_TEXT UNDER STUDY_.
=== Section Start ===

Not only are individual facilities not being appropriately held accountable for poor care, neither are the corporations that run and/or manage them. Over half of nursing homes belong to some kind of multi-facility chain. Many if not all of the decisions governing staffing and budget that contribute to or cause poor care are made by the corporation. Yet CMS has taken no actions against corporate entities to deter substandard care, nor directed states to put systems in place that ensure corporations with a history of poor performance and/or unstable financing are not permitted to open new facilities or take over existing ones.

This already inadequate enforcement system is now being further weakened by policy changes made by CMS - changes that will result in lower and less frequent fines (Civil Monetary Penalties - CMPs). These changes correspond to direct requests from the nursing home industry and were made without public notice or comment. Examples of these policy changes include:

  • Making “per instance” CMPs the recommended remedy rather than “per diem” fines in all but a few limited circumstances. The result is generally lower penalties imposed for noncompliance.
  • Allowing CMPs to be optional instead of mandatory when Immediate Jeopardy does not result in serious injury, harm, impairment, or death.

=== Section End ===

Please continue the text on nursing home enforcement after its last sentence, keeping the same subject and tone.

_Stored data entries_.
=== Section Start ===

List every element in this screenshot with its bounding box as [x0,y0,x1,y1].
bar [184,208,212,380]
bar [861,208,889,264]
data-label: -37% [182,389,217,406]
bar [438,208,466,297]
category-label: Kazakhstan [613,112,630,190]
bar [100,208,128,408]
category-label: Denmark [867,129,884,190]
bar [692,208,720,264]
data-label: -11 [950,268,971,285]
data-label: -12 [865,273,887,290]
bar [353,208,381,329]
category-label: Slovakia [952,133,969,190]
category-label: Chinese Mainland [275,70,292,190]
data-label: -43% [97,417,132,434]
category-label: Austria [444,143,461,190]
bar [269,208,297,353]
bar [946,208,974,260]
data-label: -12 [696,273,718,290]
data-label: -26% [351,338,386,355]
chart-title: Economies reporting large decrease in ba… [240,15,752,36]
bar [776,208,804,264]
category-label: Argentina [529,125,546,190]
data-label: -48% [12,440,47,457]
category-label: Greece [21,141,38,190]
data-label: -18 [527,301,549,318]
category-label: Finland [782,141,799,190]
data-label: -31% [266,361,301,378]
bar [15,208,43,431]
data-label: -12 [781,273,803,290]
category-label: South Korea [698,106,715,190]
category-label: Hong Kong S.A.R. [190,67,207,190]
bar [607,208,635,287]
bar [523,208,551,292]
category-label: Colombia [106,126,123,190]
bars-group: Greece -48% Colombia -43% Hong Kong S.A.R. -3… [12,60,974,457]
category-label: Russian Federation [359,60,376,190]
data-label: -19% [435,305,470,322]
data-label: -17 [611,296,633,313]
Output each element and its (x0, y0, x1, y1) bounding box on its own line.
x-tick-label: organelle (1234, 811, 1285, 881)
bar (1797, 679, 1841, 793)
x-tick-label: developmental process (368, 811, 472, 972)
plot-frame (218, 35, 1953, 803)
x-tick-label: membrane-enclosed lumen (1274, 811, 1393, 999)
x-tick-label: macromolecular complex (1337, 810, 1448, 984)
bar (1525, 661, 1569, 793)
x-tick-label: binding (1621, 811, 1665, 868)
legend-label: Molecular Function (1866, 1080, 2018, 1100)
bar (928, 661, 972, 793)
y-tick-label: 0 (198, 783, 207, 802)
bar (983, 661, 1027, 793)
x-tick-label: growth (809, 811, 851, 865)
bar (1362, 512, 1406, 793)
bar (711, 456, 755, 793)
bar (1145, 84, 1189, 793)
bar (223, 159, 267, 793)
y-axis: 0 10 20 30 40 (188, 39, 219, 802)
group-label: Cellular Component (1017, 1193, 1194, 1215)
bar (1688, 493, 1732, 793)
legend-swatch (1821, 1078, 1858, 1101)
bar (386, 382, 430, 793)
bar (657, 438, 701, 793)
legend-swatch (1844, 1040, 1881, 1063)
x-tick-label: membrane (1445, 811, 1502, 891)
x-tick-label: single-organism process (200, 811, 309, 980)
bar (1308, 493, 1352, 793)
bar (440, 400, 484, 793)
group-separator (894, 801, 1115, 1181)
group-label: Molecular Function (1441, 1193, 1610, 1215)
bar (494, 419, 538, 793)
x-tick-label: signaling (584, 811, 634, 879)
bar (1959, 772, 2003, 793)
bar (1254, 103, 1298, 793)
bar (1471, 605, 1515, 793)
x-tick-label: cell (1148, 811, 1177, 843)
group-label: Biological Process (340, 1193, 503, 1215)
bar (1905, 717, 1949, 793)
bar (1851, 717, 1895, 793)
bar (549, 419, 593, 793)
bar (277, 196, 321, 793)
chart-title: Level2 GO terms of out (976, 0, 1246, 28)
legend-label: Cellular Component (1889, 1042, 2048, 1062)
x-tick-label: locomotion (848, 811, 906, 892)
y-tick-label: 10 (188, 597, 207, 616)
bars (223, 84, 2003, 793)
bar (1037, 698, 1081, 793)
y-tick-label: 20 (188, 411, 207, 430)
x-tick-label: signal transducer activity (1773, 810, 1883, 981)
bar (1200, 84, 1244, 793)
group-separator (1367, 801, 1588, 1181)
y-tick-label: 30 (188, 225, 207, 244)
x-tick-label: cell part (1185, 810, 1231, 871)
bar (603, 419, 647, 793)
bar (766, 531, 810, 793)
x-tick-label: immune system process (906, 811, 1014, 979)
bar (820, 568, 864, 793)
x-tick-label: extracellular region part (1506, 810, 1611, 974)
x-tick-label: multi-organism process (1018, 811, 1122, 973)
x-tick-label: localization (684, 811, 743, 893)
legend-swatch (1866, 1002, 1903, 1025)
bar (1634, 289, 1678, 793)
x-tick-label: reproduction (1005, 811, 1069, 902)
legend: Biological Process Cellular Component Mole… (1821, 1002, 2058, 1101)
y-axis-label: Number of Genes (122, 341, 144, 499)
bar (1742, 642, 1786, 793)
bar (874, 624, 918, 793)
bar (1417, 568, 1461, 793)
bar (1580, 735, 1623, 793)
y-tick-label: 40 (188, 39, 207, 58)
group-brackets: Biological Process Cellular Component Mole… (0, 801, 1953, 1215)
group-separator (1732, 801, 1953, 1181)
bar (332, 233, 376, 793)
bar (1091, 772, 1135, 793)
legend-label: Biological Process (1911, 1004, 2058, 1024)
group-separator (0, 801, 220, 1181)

=== Section End ===

_RESULT_.
  • Changing how remedies are selected and factors to consider, giving CMS Regional Offices (ROs) discretion. For instance, ROs can consider the extent to which the cited noncompliance is a one-time mistake or accident.

These policies are already having an impact. At the beginning of September 2018, the number of per instance fines is now more than double the number of per day fines. The average fine is only $9,467.37 when calculated as “per instance” compared to $72,589.45 when calculated according to days out of compliance.12 Consequently, the monetary penalty a facility must pay is significantly reduced, creating less incentive for facilities to fix problems quickly or to remain in compliance. This places residents at increased risk of poor care and harm. 

Rollback of protections

The standards that are to be enforced are also threatened. The Requirements of Participation were recently revised and issued October 2016. They provide important new protections for residents and will better ensure resident quality of care, quality of life and safety.

The revised rules were years in the making. CMS first began consulting with stakeholders in 2012 and provided multiple opportunities for groups representing a range of interests to express their perspectives and concerns prior to issuing the proposed rule. When released, the proposed regulations received nearly 10,000 comments. CMS carefully reviewed and considered each of these comments. The proposed rules were evaluated and re-evaluated before they were issued.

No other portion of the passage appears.